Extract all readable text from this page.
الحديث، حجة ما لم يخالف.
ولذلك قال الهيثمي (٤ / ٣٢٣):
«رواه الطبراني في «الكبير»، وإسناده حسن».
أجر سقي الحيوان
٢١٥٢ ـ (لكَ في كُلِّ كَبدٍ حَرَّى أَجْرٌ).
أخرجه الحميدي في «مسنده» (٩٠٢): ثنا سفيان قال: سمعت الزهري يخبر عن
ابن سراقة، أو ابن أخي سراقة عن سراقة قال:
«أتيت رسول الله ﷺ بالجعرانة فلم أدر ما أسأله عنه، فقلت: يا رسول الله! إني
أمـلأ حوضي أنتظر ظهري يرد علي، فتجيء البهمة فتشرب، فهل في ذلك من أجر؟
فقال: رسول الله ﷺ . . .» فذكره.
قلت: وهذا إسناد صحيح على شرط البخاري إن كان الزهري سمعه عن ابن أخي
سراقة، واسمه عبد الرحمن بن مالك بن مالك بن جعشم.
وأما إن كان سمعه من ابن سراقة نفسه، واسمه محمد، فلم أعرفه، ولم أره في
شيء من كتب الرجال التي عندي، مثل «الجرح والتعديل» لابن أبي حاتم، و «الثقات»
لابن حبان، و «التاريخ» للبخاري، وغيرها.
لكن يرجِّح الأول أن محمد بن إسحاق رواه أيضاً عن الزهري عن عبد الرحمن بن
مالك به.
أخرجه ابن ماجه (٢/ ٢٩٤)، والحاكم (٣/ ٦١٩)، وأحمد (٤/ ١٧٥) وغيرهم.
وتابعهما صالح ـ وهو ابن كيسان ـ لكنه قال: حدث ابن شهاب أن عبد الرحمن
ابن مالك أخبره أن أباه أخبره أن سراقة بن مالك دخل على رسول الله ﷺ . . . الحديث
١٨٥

----------------

### The task
Using the listing above, retype each line exactly.

### Response
Extract all readable text from this page.
الحديث، حجة ما لم يخالف.
ولذلك قال الهيثمي (٤ / ٣٢٣):
«رواه الطبراني في «الكبير»، وإسناده حسن».
أجر سقي الحيوان
٢١٥٢ ـ (لكَ في كُلِّ كَبدٍ حَرَّى أَجْرٌ).
أخرجه الحميدي في «مسنده» (٩٠٢): ثنا سفيان قال: سمعت الزهري يخبر عن
ابن سراقة، أو ابن أخي سراقة عن سراقة قال:
«أتيت رسول الله ﷺ بالجعرانة فلم أدر ما أسأله عنه، فقلت: يا رسول الله! إني
أمـلأ حوضي أنتظر ظهري يرد علي، فتجيء البهمة فتشرب، فهل في ذلك من أجر؟
فقال: رسول الله ﷺ . . .» فذكره.
قلت: وهذا إسناد صحيح على شرط البخاري إن كان الزهري سمعه عن ابن أخي
سراقة، واسمه عبد الرحمن بن مالك بن مالك بن جعشم.
وأما إن كان سمعه من ابن سراقة نفسه، واسمه محمد، فلم أعرفه، ولم أره في
شيء من كتب الرجال التي عندي، مثل «الجرح والتعديل» لابن أبي حاتم، و «الثقات»
لابن حبان، و «التاريخ» للبخاري، وغيرها.
لكن يرجِّح الأول أن محمد بن إسحاق رواه أيضاً عن الزهري عن عبد الرحمن بن
مالك به.
أخرجه ابن ماجه (٢/ ٢٩٤)، والحاكم (٣/ ٦١٩)، وأحمد (٤/ ١٧٥) وغيرهم.
وتابعهما صالح ـ وهو ابن كيسان ـ لكنه قال: حدث ابن شهاب أن عبد الرحمن
ابن مالك أخبره أن أباه أخبره أن سراقة بن مالك دخل على رسول الله ﷺ . . . الحديث
١٨٥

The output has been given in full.